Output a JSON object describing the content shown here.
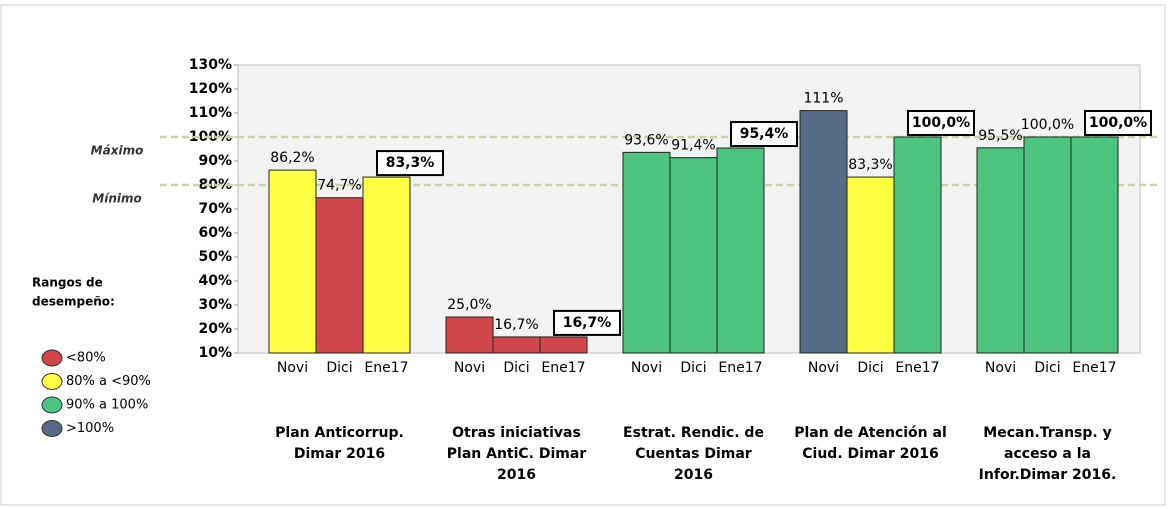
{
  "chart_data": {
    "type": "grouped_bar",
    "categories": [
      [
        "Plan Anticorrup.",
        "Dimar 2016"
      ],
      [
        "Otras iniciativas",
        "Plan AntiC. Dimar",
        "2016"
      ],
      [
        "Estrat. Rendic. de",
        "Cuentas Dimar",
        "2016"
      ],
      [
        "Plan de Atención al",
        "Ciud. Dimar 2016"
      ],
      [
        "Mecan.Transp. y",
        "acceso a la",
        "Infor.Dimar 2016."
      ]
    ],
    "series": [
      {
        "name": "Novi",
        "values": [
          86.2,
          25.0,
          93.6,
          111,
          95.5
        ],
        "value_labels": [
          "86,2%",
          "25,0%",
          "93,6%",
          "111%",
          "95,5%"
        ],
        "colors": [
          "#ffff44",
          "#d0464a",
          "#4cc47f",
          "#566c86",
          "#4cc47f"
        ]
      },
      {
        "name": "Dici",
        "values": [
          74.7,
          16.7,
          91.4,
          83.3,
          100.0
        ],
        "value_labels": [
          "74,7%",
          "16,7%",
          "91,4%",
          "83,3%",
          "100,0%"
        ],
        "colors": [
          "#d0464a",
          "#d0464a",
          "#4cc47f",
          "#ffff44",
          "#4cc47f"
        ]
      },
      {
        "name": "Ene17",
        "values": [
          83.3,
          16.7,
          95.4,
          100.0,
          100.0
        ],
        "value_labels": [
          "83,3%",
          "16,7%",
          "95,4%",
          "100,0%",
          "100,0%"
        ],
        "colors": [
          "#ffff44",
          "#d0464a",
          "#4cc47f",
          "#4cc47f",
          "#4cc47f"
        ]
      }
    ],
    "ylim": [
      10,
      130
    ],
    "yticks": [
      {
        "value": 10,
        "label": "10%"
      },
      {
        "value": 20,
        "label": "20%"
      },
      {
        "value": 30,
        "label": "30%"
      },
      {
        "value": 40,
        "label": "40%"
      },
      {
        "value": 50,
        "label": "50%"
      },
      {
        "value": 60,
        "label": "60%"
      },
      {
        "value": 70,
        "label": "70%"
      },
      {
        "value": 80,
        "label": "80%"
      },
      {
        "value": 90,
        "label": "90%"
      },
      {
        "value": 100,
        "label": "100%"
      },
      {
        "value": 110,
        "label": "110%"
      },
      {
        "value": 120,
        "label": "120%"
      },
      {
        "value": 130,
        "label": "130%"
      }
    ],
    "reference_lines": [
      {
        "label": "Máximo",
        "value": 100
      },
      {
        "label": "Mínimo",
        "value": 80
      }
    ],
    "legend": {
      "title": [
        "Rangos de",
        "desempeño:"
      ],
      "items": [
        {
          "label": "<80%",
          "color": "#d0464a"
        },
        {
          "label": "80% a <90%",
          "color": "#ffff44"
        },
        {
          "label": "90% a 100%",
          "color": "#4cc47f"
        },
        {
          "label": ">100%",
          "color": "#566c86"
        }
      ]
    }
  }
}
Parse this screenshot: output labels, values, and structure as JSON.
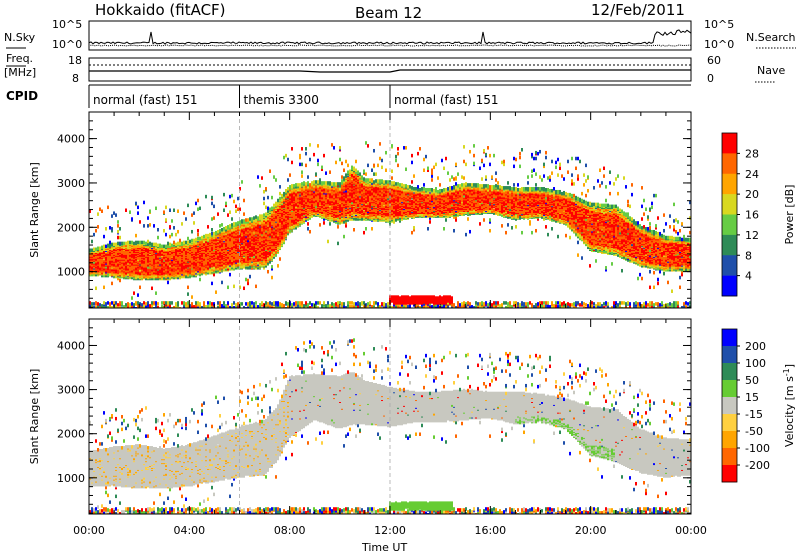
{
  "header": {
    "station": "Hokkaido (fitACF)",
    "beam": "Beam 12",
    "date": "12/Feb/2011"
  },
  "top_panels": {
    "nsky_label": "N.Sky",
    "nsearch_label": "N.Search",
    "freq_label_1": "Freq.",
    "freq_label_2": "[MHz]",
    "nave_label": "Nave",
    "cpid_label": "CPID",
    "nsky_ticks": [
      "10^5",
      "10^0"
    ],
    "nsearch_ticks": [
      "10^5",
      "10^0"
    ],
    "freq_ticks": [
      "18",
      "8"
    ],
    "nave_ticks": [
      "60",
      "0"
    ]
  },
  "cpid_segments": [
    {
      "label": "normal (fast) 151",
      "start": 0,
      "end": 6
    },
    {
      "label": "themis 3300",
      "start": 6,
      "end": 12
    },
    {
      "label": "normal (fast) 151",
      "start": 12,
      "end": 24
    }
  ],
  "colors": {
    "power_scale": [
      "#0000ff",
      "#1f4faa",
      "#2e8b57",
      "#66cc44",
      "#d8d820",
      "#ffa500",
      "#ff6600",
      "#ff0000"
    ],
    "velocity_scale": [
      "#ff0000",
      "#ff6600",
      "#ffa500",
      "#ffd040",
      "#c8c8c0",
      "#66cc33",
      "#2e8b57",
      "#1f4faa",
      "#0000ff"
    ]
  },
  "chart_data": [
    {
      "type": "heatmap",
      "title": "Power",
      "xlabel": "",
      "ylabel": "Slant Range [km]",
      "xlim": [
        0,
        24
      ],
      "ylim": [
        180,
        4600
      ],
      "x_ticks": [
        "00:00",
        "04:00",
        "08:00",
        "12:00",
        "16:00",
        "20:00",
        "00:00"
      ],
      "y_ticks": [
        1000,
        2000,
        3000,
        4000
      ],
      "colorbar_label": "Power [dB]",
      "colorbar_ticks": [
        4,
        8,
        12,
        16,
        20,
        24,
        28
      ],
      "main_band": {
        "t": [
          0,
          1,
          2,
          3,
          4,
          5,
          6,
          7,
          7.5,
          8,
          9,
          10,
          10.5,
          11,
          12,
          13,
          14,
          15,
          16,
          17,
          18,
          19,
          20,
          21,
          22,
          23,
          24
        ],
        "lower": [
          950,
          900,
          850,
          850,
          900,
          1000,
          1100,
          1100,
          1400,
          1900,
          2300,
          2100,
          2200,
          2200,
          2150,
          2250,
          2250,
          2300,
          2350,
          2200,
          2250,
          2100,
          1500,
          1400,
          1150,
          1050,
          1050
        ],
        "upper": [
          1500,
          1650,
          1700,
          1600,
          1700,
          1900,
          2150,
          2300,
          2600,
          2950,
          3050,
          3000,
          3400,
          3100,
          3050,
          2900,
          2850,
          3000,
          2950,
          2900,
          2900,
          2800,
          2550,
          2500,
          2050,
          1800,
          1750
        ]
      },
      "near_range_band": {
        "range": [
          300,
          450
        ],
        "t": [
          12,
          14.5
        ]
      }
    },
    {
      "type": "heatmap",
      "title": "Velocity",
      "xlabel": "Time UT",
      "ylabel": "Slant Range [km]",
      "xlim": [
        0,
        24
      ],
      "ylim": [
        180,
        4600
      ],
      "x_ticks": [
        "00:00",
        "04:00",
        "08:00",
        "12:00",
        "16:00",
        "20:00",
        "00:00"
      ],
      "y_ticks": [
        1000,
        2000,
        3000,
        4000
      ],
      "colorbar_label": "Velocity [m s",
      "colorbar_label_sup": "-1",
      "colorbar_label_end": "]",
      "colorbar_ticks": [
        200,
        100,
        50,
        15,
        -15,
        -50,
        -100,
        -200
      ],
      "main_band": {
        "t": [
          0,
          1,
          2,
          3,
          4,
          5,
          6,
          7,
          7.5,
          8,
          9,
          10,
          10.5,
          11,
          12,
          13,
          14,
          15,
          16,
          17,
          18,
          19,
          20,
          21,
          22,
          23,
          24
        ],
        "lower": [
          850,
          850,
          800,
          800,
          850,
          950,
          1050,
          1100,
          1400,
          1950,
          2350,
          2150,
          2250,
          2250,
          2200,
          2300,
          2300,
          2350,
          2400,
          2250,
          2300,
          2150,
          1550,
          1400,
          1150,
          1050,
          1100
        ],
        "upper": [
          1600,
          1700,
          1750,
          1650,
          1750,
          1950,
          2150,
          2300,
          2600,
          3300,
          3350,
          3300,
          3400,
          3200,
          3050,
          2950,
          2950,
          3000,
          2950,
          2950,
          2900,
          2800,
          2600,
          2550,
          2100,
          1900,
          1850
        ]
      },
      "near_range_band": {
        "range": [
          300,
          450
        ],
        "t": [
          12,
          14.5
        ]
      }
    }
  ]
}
· · · · · · ·
In the records above, find each line that holds the word "Dimar"; copy all such lines.

        "Dimar 2016"
        "Plan AntiC. Dimar",
        "Cuentas Dimar",
        "Ciud. Dimar 2016"
        "Infor.Dimar 2016."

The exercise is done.